■ **Record list**:
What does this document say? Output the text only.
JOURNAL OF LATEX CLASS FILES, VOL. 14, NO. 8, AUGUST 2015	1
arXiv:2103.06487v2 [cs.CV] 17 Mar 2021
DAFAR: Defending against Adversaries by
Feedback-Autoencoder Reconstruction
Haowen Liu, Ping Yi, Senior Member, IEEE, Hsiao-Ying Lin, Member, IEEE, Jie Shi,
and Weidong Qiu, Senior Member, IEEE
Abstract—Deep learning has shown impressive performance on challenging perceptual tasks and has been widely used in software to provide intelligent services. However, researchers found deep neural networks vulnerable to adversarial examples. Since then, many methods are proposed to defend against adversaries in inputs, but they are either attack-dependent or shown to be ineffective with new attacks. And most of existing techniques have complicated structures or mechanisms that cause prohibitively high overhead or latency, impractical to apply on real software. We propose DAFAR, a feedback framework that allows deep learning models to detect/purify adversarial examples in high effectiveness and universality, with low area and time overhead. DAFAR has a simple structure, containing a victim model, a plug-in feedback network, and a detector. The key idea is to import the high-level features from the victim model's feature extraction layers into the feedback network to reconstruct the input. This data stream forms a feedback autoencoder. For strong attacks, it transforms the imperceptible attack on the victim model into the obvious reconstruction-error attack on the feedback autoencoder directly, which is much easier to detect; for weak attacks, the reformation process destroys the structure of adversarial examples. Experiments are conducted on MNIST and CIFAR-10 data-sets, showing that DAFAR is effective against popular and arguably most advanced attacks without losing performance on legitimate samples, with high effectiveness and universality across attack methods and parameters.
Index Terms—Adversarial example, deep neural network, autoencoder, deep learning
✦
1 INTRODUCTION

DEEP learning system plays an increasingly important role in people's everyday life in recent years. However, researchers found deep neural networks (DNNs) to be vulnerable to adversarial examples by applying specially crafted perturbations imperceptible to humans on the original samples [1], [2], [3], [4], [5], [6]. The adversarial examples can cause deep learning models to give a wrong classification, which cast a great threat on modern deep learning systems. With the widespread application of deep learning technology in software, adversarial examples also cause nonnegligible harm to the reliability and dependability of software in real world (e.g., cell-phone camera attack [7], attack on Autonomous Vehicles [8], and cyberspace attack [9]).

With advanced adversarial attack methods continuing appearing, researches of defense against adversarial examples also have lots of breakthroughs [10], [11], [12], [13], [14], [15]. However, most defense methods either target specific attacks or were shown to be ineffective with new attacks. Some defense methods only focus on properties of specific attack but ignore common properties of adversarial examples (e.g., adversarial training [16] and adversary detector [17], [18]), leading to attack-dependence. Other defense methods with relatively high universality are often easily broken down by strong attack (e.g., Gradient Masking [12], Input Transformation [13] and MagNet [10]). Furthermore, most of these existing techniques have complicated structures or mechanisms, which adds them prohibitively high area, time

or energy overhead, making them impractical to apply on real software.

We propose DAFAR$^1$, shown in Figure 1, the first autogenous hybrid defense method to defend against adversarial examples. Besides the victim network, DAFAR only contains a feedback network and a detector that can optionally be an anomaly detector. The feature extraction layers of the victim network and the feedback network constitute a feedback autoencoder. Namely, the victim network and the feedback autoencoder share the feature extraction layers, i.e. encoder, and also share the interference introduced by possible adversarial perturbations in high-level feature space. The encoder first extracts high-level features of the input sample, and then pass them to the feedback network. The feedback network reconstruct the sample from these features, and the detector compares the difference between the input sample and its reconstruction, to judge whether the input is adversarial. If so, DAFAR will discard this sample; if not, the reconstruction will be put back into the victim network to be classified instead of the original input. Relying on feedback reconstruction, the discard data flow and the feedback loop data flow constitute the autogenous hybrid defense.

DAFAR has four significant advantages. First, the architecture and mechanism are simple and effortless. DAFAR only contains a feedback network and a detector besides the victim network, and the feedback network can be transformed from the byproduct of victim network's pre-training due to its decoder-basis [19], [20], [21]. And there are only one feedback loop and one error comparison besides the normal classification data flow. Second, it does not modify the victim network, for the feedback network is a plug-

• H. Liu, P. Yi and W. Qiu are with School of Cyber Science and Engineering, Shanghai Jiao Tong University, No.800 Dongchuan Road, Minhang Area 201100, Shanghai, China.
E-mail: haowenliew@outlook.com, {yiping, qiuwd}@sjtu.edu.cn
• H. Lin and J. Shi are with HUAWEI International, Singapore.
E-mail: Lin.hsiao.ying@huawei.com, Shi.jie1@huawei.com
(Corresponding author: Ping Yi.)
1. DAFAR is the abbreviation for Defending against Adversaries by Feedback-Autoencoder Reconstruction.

■ **Directions for this task**: Copy out the material word for word and line for line.

■ **Task answer**:
What does this document say? Output the text only.
JOURNAL OF LATEX CLASS FILES, VOL. 14, NO. 8, AUGUST 2015	1
arXiv:2103.06487v2 [cs.CV] 17 Mar 2021
DAFAR: Defending against Adversaries by
Feedback-Autoencoder Reconstruction
Haowen Liu, Ping Yi, Senior Member, IEEE, Hsiao-Ying Lin, Member, IEEE, Jie Shi,
and Weidong Qiu, Senior Member, IEEE
Abstract—Deep learning has shown impressive performance on challenging perceptual tasks and has been widely used in software to provide intelligent services. However, researchers found deep neural networks vulnerable to adversarial examples. Since then, many methods are proposed to defend against adversaries in inputs, but they are either attack-dependent or shown to be ineffective with new attacks. And most of existing techniques have complicated structures or mechanisms that cause prohibitively high overhead or latency, impractical to apply on real software. We propose DAFAR, a feedback framework that allows deep learning models to detect/purify adversarial examples in high effectiveness and universality, with low area and time overhead. DAFAR has a simple structure, containing a victim model, a plug-in feedback network, and a detector. The key idea is to import the high-level features from the victim model's feature extraction layers into the feedback network to reconstruct the input. This data stream forms a feedback autoencoder. For strong attacks, it transforms the imperceptible attack on the victim model into the obvious reconstruction-error attack on the feedback autoencoder directly, which is much easier to detect; for weak attacks, the reformation process destroys the structure of adversarial examples. Experiments are conducted on MNIST and CIFAR-10 data-sets, showing that DAFAR is effective against popular and arguably most advanced attacks without losing performance on legitimate samples, with high effectiveness and universality across attack methods and parameters.
Index Terms—Adversarial example, deep neural network, autoencoder, deep learning
✦
1 INTRODUCTION

DEEP learning system plays an increasingly important role in people's everyday life in recent years. However, researchers found deep neural networks (DNNs) to be vulnerable to adversarial examples by applying specially crafted perturbations imperceptible to humans on the original samples [1], [2], [3], [4], [5], [6]. The adversarial examples can cause deep learning models to give a wrong classification, which cast a great threat on modern deep learning systems. With the widespread application of deep learning technology in software, adversarial examples also cause nonnegligible harm to the reliability and dependability of software in real world (e.g., cell-phone camera attack [7], attack on Autonomous Vehicles [8], and cyberspace attack [9]).

With advanced adversarial attack methods continuing appearing, researches of defense against adversarial examples also have lots of breakthroughs [10], [11], [12], [13], [14], [15]. However, most defense methods either target specific attacks or were shown to be ineffective with new attacks. Some defense methods only focus on properties of specific attack but ignore common properties of adversarial examples (e.g., adversarial training [16] and adversary detector [17], [18]), leading to attack-dependence. Other defense methods with relatively high universality are often easily broken down by strong attack (e.g., Gradient Masking [12], Input Transformation [13] and MagNet [10]). Furthermore, most of these existing techniques have complicated structures or mechanisms, which adds them prohibitively high area, time

or energy overhead, making them impractical to apply on real software.

We propose DAFAR$^1$, shown in Figure 1, the first autogenous hybrid defense method to defend against adversarial examples. Besides the victim network, DAFAR only contains a feedback network and a detector that can optionally be an anomaly detector. The feature extraction layers of the victim network and the feedback network constitute a feedback autoencoder. Namely, the victim network and the feedback autoencoder share the feature extraction layers, i.e. encoder, and also share the interference introduced by possible adversarial perturbations in high-level feature space. The encoder first extracts high-level features of the input sample, and then pass them to the feedback network. The feedback network reconstruct the sample from these features, and the detector compares the difference between the input sample and its reconstruction, to judge whether the input is adversarial. If so, DAFAR will discard this sample; if not, the reconstruction will be put back into the victim network to be classified instead of the original input. Relying on feedback reconstruction, the discard data flow and the feedback loop data flow constitute the autogenous hybrid defense.

DAFAR has four significant advantages. First, the architecture and mechanism are simple and effortless. DAFAR only contains a feedback network and a detector besides the victim network, and the feedback network can be transformed from the byproduct of victim network's pre-training due to its decoder-basis [19], [20], [21]. And there are only one feedback loop and one error comparison besides the normal classification data flow. Second, it does not modify the victim network, for the feedback network is a plug-

• H. Liu, P. Yi and W. Qiu are with School of Cyber Science and Engineering, Shanghai Jiao Tong University, No.800 Dongchuan Road, Minhang Area 201100, Shanghai, China.
E-mail: haowenliew@outlook.com, {yiping, qiuwd}@sjtu.edu.cn
• H. Lin and J. Shi are with HUAWEI International, Singapore.
E-mail: Lin.hsiao.ying@huawei.com, Shi.jie1@huawei.com
(Corresponding author: Ping Yi.)
1. DAFAR is the abbreviation for Defending against Adversaries by Feedback-Autoencoder Reconstruction.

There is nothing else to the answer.